What the task requires ▸ Print the entire listing. Each line must match the original exactly.
##########
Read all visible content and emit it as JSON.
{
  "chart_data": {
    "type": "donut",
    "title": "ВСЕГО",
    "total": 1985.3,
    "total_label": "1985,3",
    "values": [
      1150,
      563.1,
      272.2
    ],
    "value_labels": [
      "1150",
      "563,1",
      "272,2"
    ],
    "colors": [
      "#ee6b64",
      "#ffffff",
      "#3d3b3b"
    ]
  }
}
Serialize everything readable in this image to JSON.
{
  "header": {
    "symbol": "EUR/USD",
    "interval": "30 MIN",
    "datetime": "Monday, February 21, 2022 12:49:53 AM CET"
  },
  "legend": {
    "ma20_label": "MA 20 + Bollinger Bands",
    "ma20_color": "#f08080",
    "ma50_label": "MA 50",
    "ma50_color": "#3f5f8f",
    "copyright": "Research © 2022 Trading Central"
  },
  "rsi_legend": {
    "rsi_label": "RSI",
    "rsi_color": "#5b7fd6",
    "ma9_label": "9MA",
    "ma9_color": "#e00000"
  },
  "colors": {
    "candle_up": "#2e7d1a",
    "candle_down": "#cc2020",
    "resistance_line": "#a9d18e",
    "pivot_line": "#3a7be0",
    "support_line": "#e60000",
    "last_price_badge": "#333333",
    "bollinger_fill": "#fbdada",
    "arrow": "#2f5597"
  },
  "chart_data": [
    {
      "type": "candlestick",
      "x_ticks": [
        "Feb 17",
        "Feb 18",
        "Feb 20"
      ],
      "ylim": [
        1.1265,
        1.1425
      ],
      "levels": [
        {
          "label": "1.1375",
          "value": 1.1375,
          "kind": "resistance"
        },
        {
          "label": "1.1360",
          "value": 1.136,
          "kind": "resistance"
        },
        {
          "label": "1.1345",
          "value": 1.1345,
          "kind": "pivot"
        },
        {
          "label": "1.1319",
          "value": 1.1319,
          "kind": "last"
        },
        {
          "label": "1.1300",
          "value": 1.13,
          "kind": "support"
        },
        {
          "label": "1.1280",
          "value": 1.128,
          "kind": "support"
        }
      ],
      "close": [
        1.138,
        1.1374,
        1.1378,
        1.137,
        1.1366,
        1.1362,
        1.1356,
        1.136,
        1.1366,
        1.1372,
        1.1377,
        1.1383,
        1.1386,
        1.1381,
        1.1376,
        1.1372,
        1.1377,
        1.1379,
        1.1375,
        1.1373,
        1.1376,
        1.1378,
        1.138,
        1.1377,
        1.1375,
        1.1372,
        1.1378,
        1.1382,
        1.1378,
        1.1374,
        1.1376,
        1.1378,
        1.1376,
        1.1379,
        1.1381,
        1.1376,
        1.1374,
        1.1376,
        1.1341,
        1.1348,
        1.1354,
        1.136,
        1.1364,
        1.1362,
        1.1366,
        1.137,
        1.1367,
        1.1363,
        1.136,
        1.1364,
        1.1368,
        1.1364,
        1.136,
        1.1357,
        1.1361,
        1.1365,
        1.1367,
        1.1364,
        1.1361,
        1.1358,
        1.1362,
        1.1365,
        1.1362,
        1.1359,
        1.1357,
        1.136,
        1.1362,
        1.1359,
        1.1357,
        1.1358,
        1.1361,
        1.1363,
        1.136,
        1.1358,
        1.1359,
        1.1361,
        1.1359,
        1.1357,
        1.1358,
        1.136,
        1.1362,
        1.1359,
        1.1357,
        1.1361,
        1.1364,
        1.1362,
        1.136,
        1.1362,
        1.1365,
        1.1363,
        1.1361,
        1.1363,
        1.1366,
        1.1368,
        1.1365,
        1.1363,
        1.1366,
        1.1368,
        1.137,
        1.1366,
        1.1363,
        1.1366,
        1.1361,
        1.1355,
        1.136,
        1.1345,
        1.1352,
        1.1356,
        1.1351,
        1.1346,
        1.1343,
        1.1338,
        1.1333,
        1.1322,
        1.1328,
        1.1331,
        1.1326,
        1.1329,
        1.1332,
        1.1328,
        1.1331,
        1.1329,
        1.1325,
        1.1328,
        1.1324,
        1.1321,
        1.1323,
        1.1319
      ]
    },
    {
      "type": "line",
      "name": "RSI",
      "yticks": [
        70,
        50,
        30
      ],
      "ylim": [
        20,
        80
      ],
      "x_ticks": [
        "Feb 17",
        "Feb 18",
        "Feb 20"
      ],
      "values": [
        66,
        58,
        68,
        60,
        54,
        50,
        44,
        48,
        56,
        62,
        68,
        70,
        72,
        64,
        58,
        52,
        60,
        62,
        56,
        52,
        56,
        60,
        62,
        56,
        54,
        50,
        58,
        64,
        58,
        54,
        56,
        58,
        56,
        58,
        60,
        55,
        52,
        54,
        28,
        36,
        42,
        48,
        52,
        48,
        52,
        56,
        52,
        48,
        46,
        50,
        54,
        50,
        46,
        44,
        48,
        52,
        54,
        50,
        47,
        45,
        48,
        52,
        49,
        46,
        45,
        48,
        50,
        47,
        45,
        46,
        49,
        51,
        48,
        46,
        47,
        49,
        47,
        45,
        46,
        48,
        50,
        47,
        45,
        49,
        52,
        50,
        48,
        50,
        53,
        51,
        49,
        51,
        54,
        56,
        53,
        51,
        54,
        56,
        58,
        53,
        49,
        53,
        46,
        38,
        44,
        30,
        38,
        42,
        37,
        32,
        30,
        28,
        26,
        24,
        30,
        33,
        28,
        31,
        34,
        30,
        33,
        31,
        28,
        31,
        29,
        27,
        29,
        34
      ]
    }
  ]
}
##########
Correct result ▸
Read all visible content and emit it as JSON.
{
  "chart_data": {
    "type": "donut",
    "title": "ВСЕГО",
    "total": 1985.3,
    "total_label": "1985,3",
    "values": [
      1150,
      563.1,
      272.2
    ],
    "value_labels": [
      "1150",
      "563,1",
      "272,2"
    ],
    "colors": [
      "#ee6b64",
      "#ffffff",
      "#3d3b3b"
    ]
  }
}
Serialize everything readable in this image to JSON.
{
  "header": {
    "symbol": "EUR/USD",
    "interval": "30 MIN",
    "datetime": "Monday, February 21, 2022 12:49:53 AM CET"
  },
  "legend": {
    "ma20_label": "MA 20 + Bollinger Bands",
    "ma20_color": "#f08080",
    "ma50_label": "MA 50",
    "ma50_color": "#3f5f8f",
    "copyright": "Research © 2022 Trading Central"
  },
  "rsi_legend": {
    "rsi_label": "RSI",
    "rsi_color": "#5b7fd6",
    "ma9_label": "9MA",
    "ma9_color": "#e00000"
  },
  "colors": {
    "candle_up": "#2e7d1a",
    "candle_down": "#cc2020",
    "resistance_line": "#a9d18e",
    "pivot_line": "#3a7be0",
    "support_line": "#e60000",
    "last_price_badge": "#333333",
    "bollinger_fill": "#fbdada",
    "arrow": "#2f5597"
  },
  "chart_data": [
    {
      "type": "candlestick",
      "x_ticks": [
        "Feb 17",
        "Feb 18",
        "Feb 20"
      ],
      "ylim": [
        1.1265,
        1.1425
      ],
      "levels": [
        {
          "label": "1.1375",
          "value": 1.1375,
          "kind": "resistance"
        },
        {
          "label": "1.1360",
          "value": 1.136,
          "kind": "resistance"
        },
        {
          "label": "1.1345",
          "value": 1.1345,
          "kind": "pivot"
        },
        {
          "label": "1.1319",
          "value": 1.1319,
          "kind": "last"
        },
        {
          "label": "1.1300",
          "value": 1.13,
          "kind": "support"
        },
        {
          "label": "1.1280",
          "value": 1.128,
          "kind": "support"
        }
      ],
      "close": [
        1.138,
        1.1374,
        1.1378,
        1.137,
        1.1366,
        1.1362,
        1.1356,
        1.136,
        1.1366,
        1.1372,
        1.1377,
        1.1383,
        1.1386,
        1.1381,
        1.1376,
        1.1372,
        1.1377,
        1.1379,
        1.1375,
        1.1373,
        1.1376,
        1.1378,
        1.138,
        1.1377,
        1.1375,
        1.1372,
        1.1378,
        1.1382,
        1.1378,
        1.1374,
        1.1376,
        1.1378,
        1.1376,
        1.1379,
        1.1381,
        1.1376,
        1.1374,
        1.1376,
        1.1341,
        1.1348,
        1.1354,
        1.136,
        1.1364,
        1.1362,
        1.1366,
        1.137,
        1.1367,
        1.1363,
        1.136,
        1.1364,
        1.1368,
        1.1364,
        1.136,
        1.1357,
        1.1361,
        1.1365,
        1.1367,
        1.1364,
        1.1361,
        1.1358,
        1.1362,
        1.1365,
        1.1362,
        1.1359,
        1.1357,
        1.136,
        1.1362,
        1.1359,
        1.1357,
        1.1358,
        1.1361,
        1.1363,
        1.136,
        1.1358,
        1.1359,
        1.1361,
        1.1359,
        1.1357,
        1.1358,
        1.136,
        1.1362,
        1.1359,
        1.1357,
        1.1361,
        1.1364,
        1.1362,
        1.136,
        1.1362,
        1.1365,
        1.1363,
        1.1361,
        1.1363,
        1.1366,
        1.1368,
        1.1365,
        1.1363,
        1.1366,
        1.1368,
        1.137,
        1.1366,
        1.1363,
        1.1366,
        1.1361,
        1.1355,
        1.136,
        1.1345,
        1.1352,
        1.1356,
        1.1351,
        1.1346,
        1.1343,
        1.1338,
        1.1333,
        1.1322,
        1.1328,
        1.1331,
        1.1326,
        1.1329,
        1.1332,
        1.1328,
        1.1331,
        1.1329,
        1.1325,
        1.1328,
        1.1324,
        1.1321,
        1.1323,
        1.1319
      ]
    },
    {
      "type": "line",
      "name": "RSI",
      "yticks": [
        70,
        50,
        30
      ],
      "ylim": [
        20,
        80
      ],
      "x_ticks": [
        "Feb 17",
        "Feb 18",
        "Feb 20"
      ],
      "values": [
        66,
        58,
        68,
        60,
        54,
        50,
        44,
        48,
        56,
        62,
        68,
        70,
        72,
        64,
        58,
        52,
        60,
        62,
        56,
        52,
        56,
        60,
        62,
        56,
        54,
        50,
        58,
        64,
        58,
        54,
        56,
        58,
        56,
        58,
        60,
        55,
        52,
        54,
        28,
        36,
        42,
        48,
        52,
        48,
        52,
        56,
        52,
        48,
        46,
        50,
        54,
        50,
        46,
        44,
        48,
        52,
        54,
        50,
        47,
        45,
        48,
        52,
        49,
        46,
        45,
        48,
        50,
        47,
        45,
        46,
        49,
        51,
        48,
        46,
        47,
        49,
        47,
        45,
        46,
        48,
        50,
        47,
        45,
        49,
        52,
        50,
        48,
        50,
        53,
        51,
        49,
        51,
        54,
        56,
        53,
        51,
        54,
        56,
        58,
        53,
        49,
        53,
        46,
        38,
        44,
        30,
        38,
        42,
        37,
        32,
        30,
        28,
        26,
        24,
        30,
        33,
        28,
        31,
        34,
        30,
        33,
        31,
        28,
        31,
        29,
        27,
        29,
        34
      ]
    }
  ]
}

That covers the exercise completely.